● **Your goal**: Collect from the data below each line with "What".

— begin Stored records —

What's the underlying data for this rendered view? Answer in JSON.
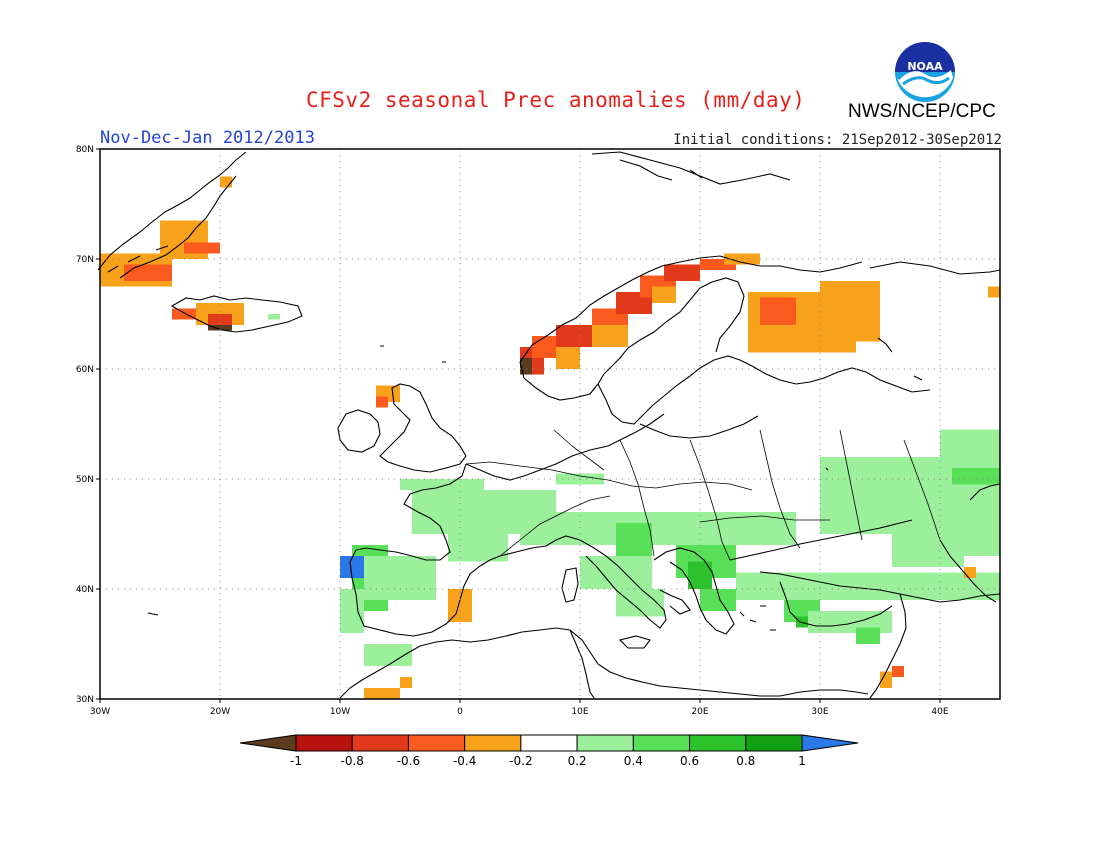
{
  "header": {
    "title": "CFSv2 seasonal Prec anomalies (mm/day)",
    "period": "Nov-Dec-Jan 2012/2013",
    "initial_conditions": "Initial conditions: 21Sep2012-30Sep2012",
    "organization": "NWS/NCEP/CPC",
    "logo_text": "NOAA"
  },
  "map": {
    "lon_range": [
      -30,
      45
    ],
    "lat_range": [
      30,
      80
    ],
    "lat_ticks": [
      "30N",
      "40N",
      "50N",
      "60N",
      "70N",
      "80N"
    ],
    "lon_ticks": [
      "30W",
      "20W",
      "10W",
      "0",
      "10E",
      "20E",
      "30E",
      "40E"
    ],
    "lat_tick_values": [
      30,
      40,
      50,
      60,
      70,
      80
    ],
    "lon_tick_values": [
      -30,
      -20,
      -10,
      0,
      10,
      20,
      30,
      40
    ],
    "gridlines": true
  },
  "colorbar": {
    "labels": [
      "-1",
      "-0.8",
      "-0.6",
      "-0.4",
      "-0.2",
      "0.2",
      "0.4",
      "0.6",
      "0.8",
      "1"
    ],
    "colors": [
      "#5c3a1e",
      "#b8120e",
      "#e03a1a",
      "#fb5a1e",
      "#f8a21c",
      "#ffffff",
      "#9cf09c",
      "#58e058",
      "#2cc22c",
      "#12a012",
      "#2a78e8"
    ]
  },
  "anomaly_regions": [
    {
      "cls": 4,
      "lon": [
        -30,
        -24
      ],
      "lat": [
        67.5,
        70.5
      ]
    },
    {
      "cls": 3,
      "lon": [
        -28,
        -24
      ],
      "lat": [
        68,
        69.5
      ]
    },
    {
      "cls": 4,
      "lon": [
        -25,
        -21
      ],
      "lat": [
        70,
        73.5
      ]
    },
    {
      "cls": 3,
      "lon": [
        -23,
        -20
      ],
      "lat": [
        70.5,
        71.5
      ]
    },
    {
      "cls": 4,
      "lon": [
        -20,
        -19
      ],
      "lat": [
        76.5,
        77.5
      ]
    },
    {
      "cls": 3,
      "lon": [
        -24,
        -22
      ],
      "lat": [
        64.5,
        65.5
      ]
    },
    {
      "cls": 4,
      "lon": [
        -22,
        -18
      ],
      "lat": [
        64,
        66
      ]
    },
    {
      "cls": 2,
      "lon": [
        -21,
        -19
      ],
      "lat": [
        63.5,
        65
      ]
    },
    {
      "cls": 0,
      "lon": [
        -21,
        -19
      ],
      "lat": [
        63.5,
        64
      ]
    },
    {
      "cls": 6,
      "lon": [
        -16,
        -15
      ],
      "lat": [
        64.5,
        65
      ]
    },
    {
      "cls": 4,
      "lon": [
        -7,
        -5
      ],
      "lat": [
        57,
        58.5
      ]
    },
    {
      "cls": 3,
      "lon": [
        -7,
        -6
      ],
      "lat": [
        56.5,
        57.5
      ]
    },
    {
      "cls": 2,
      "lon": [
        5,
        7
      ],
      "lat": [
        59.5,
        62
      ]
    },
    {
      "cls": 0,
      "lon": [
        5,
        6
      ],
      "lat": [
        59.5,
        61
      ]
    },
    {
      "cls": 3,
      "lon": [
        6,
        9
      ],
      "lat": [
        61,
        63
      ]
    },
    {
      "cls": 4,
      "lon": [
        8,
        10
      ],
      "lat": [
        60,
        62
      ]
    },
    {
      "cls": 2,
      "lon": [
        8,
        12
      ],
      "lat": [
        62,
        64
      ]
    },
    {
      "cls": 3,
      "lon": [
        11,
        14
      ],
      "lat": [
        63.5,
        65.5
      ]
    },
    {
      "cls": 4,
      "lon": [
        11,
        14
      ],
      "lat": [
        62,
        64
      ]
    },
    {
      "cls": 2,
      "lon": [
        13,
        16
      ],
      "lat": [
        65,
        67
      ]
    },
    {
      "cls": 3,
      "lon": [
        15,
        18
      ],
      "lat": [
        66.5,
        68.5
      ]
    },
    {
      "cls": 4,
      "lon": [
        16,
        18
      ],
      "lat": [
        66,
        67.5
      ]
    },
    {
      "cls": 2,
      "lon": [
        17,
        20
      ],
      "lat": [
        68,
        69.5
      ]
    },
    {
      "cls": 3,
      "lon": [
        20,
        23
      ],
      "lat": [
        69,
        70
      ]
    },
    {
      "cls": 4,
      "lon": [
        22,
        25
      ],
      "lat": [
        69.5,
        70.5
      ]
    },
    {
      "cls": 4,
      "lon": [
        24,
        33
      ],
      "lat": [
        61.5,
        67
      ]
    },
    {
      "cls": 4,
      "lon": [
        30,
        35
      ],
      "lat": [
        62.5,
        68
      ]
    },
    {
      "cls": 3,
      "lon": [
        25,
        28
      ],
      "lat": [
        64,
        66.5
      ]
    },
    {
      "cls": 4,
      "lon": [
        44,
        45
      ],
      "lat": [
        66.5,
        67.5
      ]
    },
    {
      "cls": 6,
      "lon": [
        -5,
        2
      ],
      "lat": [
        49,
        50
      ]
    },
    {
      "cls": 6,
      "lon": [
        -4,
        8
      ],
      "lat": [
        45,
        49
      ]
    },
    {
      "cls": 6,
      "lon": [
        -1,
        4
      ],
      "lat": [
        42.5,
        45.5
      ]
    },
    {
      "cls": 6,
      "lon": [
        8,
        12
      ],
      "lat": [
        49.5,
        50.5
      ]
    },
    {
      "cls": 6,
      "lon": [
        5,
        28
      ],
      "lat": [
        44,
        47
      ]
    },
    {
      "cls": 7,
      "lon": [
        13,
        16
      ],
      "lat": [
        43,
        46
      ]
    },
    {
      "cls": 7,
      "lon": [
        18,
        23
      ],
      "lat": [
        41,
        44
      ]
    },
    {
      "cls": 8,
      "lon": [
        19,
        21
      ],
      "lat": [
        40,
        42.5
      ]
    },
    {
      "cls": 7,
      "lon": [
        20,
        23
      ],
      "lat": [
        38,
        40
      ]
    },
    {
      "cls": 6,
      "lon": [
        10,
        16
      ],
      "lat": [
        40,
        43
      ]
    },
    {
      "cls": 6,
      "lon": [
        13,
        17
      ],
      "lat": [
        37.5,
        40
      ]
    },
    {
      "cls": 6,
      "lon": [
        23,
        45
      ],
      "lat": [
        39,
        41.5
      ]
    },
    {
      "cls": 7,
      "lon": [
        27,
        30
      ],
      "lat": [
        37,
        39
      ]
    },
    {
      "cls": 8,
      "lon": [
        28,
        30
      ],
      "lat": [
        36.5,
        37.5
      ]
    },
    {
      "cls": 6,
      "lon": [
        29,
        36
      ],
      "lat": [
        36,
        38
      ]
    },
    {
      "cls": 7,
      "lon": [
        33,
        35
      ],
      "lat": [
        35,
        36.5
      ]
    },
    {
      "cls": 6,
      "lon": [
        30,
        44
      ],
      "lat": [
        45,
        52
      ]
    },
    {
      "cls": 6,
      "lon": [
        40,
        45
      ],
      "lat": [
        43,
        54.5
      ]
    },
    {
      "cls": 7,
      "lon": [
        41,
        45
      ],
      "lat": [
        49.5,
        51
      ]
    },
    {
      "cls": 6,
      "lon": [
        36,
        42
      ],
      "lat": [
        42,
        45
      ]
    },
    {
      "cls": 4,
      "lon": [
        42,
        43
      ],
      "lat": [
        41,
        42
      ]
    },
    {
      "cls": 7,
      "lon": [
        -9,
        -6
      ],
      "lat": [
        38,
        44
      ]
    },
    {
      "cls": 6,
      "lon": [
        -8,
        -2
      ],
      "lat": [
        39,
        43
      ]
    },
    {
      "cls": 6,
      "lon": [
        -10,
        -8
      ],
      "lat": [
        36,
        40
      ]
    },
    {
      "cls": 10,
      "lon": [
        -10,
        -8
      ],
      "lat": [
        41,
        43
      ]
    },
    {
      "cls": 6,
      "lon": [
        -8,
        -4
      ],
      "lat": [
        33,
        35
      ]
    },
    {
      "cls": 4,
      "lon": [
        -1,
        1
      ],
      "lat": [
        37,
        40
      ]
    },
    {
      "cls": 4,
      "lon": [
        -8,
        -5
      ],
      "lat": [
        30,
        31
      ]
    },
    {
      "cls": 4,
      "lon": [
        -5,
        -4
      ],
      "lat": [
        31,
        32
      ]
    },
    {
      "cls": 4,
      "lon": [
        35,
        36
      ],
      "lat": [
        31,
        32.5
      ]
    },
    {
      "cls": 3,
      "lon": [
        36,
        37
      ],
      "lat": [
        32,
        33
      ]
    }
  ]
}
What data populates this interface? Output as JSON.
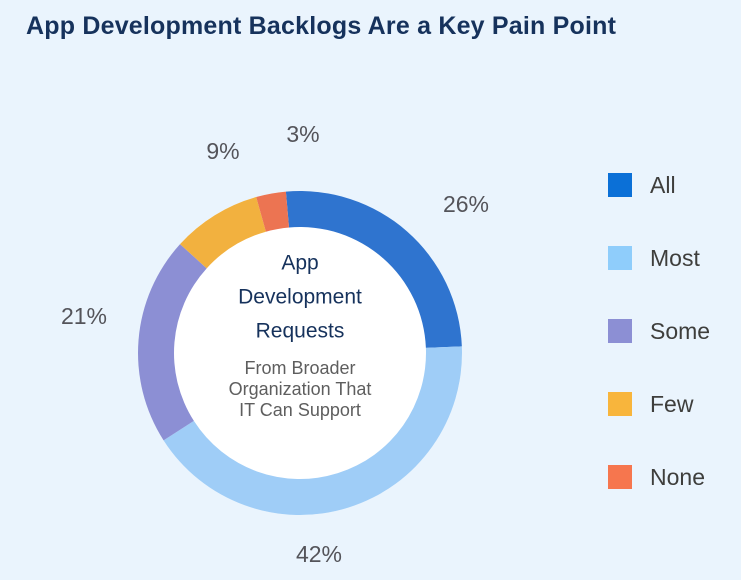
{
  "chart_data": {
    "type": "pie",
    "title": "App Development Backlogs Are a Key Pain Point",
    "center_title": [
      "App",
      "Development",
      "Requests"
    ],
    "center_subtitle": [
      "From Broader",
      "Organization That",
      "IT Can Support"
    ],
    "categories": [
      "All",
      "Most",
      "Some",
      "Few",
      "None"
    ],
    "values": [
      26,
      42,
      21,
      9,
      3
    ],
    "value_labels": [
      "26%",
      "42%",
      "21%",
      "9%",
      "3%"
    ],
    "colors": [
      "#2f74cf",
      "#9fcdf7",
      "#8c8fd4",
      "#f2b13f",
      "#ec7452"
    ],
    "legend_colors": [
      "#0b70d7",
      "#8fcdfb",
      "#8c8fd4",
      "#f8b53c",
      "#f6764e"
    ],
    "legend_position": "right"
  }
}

— end Stored records —

● **Reply**:
What's the underlying data for this rendered view? Answer in JSON.
What data populates this interface? Output as JSON.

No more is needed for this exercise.